MATERIAL SUPPLIED
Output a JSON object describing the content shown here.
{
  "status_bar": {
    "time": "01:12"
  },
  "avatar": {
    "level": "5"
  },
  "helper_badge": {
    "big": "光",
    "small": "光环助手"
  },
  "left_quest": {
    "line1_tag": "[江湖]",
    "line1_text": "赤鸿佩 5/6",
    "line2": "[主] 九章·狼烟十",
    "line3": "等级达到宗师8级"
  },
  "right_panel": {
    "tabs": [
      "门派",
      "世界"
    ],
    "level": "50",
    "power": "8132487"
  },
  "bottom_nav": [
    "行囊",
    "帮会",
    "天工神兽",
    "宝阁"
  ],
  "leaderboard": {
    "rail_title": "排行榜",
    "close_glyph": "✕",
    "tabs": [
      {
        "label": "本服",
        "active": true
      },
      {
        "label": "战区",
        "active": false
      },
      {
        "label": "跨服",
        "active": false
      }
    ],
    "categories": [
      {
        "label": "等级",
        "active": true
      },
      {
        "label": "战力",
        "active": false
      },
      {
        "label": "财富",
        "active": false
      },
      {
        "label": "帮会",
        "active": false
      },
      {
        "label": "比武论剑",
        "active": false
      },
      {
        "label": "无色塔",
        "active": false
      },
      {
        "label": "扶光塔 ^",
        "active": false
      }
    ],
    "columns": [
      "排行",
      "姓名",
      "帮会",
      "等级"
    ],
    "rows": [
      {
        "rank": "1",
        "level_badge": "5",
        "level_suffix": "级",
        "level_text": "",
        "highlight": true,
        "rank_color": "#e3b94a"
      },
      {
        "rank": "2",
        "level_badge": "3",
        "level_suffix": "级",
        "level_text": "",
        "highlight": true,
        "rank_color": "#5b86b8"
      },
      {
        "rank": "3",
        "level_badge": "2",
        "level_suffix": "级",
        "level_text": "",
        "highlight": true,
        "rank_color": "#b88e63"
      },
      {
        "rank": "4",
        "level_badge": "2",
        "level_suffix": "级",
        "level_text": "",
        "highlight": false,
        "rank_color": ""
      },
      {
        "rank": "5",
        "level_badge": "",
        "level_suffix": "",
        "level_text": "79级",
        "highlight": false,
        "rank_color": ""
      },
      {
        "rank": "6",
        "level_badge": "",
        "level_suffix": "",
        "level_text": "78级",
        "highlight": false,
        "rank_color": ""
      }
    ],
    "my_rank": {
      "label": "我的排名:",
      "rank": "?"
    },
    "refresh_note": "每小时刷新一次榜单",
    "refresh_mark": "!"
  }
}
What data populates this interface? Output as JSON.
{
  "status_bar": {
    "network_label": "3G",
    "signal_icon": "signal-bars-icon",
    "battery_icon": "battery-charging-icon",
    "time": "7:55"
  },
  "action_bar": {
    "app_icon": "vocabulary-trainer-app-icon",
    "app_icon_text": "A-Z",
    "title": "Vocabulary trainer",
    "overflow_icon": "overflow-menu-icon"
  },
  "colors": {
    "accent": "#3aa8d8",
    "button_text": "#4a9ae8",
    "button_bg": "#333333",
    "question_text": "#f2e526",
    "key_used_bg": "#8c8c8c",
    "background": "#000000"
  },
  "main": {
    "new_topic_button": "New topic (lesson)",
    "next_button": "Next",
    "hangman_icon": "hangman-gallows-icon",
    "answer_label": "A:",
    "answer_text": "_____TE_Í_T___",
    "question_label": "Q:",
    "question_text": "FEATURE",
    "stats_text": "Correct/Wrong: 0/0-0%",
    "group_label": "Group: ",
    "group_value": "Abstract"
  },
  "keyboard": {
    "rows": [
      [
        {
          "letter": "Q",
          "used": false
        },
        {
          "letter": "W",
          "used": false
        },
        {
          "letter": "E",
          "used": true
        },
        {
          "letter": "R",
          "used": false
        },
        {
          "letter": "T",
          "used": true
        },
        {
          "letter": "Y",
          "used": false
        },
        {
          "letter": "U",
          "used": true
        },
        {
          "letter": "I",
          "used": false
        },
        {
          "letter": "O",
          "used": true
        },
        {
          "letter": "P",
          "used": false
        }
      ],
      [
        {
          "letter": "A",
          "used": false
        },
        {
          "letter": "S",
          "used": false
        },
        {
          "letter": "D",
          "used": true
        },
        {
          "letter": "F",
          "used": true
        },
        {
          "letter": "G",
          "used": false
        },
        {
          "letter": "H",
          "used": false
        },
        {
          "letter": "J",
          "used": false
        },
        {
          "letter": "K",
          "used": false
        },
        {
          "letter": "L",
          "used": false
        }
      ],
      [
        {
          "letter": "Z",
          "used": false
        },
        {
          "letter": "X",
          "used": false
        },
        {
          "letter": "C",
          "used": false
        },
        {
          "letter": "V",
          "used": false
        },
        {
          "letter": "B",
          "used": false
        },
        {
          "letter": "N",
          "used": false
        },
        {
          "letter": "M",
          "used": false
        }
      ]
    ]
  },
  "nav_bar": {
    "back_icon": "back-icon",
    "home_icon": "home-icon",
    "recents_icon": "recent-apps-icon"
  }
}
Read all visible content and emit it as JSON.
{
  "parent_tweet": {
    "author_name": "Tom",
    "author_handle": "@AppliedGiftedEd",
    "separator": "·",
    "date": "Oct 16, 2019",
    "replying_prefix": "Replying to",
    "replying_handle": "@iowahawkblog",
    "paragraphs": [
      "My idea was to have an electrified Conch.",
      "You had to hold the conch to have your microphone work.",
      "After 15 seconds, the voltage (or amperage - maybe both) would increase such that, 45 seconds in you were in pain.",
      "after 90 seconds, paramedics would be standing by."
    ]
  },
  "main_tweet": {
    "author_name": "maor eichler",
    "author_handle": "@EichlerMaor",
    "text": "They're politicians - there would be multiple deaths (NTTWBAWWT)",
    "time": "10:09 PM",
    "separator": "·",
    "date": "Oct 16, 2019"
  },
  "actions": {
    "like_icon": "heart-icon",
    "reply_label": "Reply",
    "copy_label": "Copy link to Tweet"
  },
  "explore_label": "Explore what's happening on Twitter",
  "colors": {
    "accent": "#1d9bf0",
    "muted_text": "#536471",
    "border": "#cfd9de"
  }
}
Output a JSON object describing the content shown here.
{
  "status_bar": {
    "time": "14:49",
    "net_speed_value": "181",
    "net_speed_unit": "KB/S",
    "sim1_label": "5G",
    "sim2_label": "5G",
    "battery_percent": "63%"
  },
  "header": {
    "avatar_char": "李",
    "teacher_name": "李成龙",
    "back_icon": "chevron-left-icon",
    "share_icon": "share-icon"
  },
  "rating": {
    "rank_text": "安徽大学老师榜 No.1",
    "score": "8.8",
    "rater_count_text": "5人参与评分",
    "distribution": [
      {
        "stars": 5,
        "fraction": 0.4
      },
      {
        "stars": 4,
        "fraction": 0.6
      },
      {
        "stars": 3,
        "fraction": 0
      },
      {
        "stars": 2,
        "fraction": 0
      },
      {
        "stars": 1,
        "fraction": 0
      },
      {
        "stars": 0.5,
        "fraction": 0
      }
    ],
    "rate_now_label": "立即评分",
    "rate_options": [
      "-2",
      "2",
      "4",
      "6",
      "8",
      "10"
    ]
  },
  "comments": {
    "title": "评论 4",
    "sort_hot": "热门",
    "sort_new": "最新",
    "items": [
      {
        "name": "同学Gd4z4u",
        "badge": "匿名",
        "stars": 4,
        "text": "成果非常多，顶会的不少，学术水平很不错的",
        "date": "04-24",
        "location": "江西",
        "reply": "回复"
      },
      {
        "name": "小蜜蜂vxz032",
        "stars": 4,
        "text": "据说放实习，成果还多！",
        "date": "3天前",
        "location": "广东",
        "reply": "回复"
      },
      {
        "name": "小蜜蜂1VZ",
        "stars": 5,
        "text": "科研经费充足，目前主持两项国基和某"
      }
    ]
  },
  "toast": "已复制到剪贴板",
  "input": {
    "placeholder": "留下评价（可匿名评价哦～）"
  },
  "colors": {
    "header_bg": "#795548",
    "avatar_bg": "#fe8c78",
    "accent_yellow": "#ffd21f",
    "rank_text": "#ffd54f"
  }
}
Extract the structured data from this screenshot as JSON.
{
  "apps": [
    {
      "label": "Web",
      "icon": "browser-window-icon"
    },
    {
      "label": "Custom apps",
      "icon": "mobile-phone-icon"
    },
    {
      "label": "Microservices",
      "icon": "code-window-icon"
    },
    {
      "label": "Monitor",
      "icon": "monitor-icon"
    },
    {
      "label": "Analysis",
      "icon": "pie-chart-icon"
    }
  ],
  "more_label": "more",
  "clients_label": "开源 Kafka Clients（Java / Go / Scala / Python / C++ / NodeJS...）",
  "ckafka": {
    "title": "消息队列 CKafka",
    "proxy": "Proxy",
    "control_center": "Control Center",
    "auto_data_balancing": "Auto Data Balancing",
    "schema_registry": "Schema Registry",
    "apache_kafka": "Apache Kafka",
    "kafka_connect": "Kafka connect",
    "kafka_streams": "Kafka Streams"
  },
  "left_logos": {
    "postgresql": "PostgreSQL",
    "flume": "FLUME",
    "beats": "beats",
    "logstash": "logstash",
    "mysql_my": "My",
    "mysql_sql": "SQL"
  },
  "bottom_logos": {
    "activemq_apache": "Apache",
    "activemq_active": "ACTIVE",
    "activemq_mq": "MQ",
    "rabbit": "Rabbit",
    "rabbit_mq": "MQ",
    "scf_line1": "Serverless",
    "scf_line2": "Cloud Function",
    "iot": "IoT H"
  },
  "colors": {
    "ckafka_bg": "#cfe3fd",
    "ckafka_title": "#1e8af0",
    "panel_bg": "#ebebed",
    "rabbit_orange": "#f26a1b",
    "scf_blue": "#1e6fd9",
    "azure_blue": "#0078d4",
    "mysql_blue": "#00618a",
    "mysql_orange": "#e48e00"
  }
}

AIM
Scan the material above for the word "Apache". Copy each line where it occurs.

SOLUTION FOR THIS TASK
    "apache_kafka": "Apache Kafka",
    "activemq_apache": "Apache",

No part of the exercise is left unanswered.